Stated problem »
Please render every line of the listing below as a JSON list of strings, one string per line, skipping any blank lines.

Records for the exercise »
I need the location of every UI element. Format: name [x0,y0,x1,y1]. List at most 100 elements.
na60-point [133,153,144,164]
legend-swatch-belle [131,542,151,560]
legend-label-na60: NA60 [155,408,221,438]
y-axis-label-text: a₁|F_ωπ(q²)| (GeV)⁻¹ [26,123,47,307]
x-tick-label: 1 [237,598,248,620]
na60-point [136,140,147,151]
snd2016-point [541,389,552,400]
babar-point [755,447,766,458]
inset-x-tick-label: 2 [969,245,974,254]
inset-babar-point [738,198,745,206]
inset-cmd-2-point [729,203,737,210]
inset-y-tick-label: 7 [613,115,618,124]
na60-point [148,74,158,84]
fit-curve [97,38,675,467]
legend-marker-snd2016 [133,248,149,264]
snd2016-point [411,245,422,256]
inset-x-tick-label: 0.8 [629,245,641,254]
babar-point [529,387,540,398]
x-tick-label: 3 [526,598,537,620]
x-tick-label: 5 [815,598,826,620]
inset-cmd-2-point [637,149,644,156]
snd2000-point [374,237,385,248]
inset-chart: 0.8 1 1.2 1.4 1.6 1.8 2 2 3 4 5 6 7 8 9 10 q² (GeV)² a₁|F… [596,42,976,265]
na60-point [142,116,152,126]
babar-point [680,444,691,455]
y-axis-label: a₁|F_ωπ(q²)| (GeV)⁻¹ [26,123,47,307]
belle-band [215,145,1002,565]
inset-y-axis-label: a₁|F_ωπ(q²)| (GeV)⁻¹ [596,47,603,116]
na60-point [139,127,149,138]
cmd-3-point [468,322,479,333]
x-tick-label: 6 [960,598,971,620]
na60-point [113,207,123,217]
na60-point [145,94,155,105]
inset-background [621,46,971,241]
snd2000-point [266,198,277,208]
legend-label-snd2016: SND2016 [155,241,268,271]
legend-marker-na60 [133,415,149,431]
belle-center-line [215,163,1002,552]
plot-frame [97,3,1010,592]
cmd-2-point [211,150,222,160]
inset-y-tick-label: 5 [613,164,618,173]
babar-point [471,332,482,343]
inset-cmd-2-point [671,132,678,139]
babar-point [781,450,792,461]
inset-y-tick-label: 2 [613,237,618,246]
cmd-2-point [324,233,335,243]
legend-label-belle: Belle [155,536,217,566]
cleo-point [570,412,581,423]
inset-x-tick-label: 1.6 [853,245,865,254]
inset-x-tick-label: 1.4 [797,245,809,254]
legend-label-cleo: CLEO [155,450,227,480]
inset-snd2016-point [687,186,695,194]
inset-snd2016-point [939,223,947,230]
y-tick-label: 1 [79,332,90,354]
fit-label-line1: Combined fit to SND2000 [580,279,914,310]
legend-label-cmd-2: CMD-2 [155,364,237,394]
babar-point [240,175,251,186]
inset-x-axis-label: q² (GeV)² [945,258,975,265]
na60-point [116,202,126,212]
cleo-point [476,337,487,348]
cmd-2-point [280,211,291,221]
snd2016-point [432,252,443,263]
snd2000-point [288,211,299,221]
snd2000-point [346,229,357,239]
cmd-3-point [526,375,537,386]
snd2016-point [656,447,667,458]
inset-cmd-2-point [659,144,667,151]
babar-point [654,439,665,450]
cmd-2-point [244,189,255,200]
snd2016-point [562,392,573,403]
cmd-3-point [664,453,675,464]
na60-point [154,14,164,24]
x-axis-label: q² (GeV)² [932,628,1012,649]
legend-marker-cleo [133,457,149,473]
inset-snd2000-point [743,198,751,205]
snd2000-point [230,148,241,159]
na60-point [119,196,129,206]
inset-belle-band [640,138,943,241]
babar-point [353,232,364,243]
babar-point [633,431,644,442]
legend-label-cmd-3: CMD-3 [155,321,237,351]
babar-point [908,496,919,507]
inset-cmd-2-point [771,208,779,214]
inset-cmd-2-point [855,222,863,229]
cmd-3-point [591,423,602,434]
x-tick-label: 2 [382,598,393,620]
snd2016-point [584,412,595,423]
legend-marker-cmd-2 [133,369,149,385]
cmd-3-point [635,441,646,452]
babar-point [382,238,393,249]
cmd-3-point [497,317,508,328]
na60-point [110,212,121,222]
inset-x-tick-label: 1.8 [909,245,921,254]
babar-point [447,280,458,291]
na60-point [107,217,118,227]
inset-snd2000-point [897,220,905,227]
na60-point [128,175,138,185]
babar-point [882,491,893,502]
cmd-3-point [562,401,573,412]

Answer to this exercise »
[
  "I need the location of every UI element. Format: name [x0,y0,x1,y1]. List at most 100 elements.",
  "na60-point [133,153,144,164]",
  "legend-swatch-belle [131,542,151,560]",
  "legend-label-na60: NA60 [155,408,221,438]",
  "y-axis-label-text: a₁|F_ωπ(q²)| (GeV)⁻¹ [26,123,47,307]",
  "x-tick-label: 1 [237,598,248,620]",
  "na60-point [136,140,147,151]",
  "snd2016-point [541,389,552,400]",
  "babar-point [755,447,766,458]",
  "inset-x-tick-label: 2 [969,245,974,254]",
  "inset-babar-point [738,198,745,206]",
  "inset-cmd-2-point [729,203,737,210]",
  "inset-y-tick-label: 7 [613,115,618,124]",
  "na60-point [148,74,158,84]",
  "fit-curve [97,38,675,467]",
  "legend-marker-snd2016 [133,248,149,264]",
  "snd2016-point [411,245,422,256]",
  "inset-x-tick-label: 0.8 [629,245,641,254]",
  "babar-point [529,387,540,398]",
  "x-tick-label: 3 [526,598,537,620]",
  "x-tick-label: 5 [815,598,826,620]",
  "inset-cmd-2-point [637,149,644,156]",
  "snd2000-point [374,237,385,248]",
  "inset-chart: 0.8 1 1.2 1.4 1.6 1.8 2 2 3 4 5 6 7 8 9 10 q² (GeV)² a₁|F… [596,42,976,265]",
  "na60-point [142,116,152,126]",
  "babar-point [680,444,691,455]",
  "y-axis-label: a₁|F_ωπ(q²)| (GeV)⁻¹ [26,123,47,307]",
  "belle-band [215,145,1002,565]",
  "inset-y-axis-label: a₁|F_ωπ(q²)| (GeV)⁻¹ [596,47,603,116]",
  "na60-point [139,127,149,138]",
  "cmd-3-point [468,322,479,333]",
  "x-tick-label: 6 [960,598,971,620]",
  "na60-point [113,207,123,217]",
  "na60-point [145,94,155,105]",
  "inset-background [621,46,971,241]",
  "snd2000-point [266,198,277,208]",
  "legend-label-snd2016: SND2016 [155,241,268,271]",
  "legend-marker-na60 [133,415,149,431]",
  "belle-center-line [215,163,1002,552]",
  "plot-frame [97,3,1010,592]",
  "cmd-2-point [211,150,222,160]",
  "inset-y-tick-label: 5 [613,164,618,173]",
  "babar-point [471,332,482,343]",
  "inset-cmd-2-point [671,132,678,139]",
  "babar-point [781,450,792,461]",
  "inset-y-tick-label: 2 [613,237,618,246]",
  "cmd-2-point [324,233,335,243]",
  "legend-label-belle: Belle [155,536,217,566]",
  "cleo-point [570,412,581,423]",
  "inset-x-tick-label: 1.6 [853,245,865,254]",
  "inset-x-tick-label: 1.4 [797,245,809,254]",
  "legend-label-cleo: CLEO [155,450,227,480]",
  "inset-snd2016-point [687,186,695,194]",
  "inset-snd2016-point [939,223,947,230]",
  "y-tick-label: 1 [79,332,90,354]",
  "fit-label-line1: Combined fit to SND2000 [580,279,914,310]",
  "legend-label-cmd-2: CMD-2 [155,364,237,394]",
  "babar-point [240,175,251,186]",
  "inset-x-axis-label: q² (GeV)² [945,258,975,265]",
  "na60-point [116,202,126,212]",
  "cleo-point [476,337,487,348]",
  "cmd-2-point [280,211,291,221]",
  "snd2016-point [432,252,443,263]",
  "snd2000-point [288,211,299,221]",
  "snd2000-point [346,229,357,239]",
  "cmd-3-point [526,375,537,386]",
  "snd2016-point [656,447,667,458]",
  "inset-cmd-2-point [659,144,667,151]",
  "babar-point [654,439,665,450]",
  "cmd-2-point [244,189,255,200]",
  "snd2016-point [562,392,573,403]",
  "cmd-3-point [664,453,675,464]",
  "na60-point [154,14,164,24]",
  "x-axis-label: q² (GeV)² [932,628,1012,649]",
  "legend-marker-cleo [133,457,149,473]",
  "inset-snd2000-point [743,198,751,205]",
  "snd2000-point [230,148,241,159]",
  "na60-point [119,196,129,206]",
  "inset-belle-band [640,138,943,241]",
  "babar-point [353,232,364,243]",
  "babar-point [633,431,644,442]",
  "legend-label-cmd-3: CMD-3 [155,321,237,351]",
  "babar-point [908,496,919,507]",
  "inset-cmd-2-point [771,208,779,214]",
  "inset-cmd-2-point [855,222,863,229]",
  "cmd-3-point [591,423,602,434]",
  "x-tick-label: 2 [382,598,393,620]",
  "snd2016-point [584,412,595,423]",
  "legend-marker-cmd-2 [133,369,149,385]",
  "cmd-3-point [635,441,646,452]",
  "babar-point [382,238,393,249]",
  "cmd-3-point [497,317,508,328]",
  "na60-point [110,212,121,222]",
  "inset-x-tick-label: 1.8 [909,245,921,254]",
  "babar-point [447,280,458,291]",
  "na60-point [107,217,118,227]",
  "inset-snd2000-point [897,220,905,227]",
  "na60-point [128,175,138,185]",
  "babar-point [882,491,893,502]",
  "cmd-3-point [562,401,573,412]"
]